Exercise task: Pull out each line of the data that includes the word "right".

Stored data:
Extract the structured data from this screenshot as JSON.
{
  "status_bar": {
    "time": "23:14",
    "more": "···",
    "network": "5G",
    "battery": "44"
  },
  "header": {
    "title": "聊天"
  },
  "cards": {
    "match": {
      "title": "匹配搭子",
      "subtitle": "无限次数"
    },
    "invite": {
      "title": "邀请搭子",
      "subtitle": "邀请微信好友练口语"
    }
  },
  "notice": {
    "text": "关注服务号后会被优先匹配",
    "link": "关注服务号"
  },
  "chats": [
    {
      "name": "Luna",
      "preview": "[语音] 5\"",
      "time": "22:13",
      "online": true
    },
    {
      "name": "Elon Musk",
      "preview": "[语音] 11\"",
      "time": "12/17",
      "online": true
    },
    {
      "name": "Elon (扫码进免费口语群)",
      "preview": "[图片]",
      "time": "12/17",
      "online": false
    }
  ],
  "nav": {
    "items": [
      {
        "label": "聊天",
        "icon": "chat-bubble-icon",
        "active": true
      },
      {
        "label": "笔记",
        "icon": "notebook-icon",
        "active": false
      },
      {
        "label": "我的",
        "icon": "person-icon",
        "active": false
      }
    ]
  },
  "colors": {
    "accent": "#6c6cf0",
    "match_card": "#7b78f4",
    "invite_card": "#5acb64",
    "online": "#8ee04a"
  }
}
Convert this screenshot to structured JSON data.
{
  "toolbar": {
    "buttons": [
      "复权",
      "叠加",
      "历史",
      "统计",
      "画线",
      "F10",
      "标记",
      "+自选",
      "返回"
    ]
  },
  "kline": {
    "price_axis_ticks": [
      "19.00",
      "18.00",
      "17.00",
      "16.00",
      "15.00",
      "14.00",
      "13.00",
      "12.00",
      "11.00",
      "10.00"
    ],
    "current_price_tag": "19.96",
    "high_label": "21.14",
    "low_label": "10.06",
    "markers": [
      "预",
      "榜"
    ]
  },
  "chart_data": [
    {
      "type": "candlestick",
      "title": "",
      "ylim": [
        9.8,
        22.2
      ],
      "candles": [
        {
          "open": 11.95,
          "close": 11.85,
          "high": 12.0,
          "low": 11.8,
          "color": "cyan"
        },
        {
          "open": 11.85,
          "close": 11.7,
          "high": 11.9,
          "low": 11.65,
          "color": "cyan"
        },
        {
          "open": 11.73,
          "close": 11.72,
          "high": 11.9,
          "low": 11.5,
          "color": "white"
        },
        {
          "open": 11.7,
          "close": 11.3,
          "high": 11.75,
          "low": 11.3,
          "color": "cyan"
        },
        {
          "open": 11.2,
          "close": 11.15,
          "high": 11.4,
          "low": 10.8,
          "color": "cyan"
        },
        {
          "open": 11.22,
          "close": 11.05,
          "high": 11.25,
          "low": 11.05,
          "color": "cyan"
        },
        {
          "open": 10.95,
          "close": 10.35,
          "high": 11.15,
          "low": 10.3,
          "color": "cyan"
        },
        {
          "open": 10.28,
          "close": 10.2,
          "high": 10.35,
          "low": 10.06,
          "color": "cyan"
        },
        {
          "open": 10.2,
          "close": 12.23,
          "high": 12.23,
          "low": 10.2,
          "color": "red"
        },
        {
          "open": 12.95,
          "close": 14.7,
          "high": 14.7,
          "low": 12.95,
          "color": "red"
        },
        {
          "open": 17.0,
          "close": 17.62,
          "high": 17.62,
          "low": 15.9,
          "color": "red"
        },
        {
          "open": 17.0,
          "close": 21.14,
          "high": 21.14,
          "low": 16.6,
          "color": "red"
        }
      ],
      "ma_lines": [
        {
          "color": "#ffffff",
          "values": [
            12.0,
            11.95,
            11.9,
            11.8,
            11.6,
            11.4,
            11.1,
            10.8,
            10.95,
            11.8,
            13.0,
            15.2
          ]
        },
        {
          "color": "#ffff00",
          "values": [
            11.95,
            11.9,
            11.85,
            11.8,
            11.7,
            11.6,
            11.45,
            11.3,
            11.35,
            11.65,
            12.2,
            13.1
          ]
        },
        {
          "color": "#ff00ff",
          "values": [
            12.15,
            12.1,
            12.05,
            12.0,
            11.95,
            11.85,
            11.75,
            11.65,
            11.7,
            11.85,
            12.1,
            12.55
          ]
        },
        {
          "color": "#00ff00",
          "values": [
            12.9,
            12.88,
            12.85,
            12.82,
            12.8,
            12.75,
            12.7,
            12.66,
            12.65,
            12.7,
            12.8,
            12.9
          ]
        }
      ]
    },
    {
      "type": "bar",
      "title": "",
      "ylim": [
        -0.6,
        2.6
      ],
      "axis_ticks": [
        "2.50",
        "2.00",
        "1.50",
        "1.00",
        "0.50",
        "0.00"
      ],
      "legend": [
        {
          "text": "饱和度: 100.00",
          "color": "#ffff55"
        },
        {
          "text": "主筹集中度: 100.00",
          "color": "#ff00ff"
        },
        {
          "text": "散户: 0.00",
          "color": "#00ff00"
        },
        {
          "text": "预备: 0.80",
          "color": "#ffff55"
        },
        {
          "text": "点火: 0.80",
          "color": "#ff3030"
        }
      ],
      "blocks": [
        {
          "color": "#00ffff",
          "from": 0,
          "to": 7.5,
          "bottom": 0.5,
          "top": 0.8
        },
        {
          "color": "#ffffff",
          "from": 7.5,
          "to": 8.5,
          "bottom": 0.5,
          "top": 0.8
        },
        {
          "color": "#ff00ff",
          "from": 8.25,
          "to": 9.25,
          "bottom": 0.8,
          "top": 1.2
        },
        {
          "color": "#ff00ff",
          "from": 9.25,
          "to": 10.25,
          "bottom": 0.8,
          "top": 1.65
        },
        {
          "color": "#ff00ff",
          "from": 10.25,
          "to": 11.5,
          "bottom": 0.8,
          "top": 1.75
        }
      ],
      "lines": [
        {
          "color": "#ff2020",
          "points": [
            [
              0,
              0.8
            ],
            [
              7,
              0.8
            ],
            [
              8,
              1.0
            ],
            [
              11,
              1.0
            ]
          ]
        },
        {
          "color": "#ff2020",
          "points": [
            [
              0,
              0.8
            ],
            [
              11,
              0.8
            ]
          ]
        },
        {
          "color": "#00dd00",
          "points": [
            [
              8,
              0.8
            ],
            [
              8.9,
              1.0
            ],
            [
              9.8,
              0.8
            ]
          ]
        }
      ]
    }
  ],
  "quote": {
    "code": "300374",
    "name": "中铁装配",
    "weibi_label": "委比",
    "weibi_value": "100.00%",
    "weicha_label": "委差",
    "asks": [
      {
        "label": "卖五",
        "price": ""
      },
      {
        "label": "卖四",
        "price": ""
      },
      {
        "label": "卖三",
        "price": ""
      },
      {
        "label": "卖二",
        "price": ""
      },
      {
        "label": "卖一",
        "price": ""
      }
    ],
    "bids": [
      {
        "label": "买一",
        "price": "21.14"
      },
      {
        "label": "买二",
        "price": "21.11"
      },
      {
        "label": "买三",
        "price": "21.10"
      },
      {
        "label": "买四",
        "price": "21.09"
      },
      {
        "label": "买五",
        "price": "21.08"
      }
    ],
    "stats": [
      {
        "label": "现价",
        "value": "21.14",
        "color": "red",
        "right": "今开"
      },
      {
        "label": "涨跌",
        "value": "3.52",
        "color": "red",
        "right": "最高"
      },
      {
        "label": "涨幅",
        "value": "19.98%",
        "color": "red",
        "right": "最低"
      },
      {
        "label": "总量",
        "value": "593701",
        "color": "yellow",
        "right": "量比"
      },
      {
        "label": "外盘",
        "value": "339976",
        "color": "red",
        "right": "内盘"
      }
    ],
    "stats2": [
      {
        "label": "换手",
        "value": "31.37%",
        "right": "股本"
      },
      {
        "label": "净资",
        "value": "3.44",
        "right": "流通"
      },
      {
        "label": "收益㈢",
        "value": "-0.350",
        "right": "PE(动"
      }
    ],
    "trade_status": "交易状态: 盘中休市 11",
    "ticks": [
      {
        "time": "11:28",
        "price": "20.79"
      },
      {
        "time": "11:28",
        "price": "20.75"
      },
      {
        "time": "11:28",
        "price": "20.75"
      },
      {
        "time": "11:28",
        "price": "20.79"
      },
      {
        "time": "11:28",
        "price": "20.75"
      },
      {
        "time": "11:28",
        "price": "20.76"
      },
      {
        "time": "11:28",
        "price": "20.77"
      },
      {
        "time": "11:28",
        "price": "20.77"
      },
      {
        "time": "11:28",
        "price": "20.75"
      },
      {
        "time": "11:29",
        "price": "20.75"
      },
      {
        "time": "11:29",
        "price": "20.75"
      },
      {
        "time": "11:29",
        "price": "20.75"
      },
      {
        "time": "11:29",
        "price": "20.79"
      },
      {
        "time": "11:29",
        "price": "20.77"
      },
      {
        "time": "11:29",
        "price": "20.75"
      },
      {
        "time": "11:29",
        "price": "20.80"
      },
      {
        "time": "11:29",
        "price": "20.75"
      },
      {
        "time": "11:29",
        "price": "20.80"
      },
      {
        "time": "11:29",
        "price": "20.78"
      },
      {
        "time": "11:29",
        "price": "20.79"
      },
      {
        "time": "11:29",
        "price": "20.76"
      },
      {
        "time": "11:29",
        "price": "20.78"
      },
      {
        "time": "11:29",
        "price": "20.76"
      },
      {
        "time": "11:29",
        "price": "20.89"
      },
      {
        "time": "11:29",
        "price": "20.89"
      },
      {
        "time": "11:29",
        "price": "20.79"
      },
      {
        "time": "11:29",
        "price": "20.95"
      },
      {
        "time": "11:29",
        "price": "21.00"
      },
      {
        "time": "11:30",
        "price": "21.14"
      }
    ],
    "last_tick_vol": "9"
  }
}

Solution for this exercise:
        "right": "今开"
        "right": "最高"
        "right": "最低"
        "right": "量比"
        "right": "内盘"
        "right": "股本"
        "right": "流通"
        "right": "PE(动"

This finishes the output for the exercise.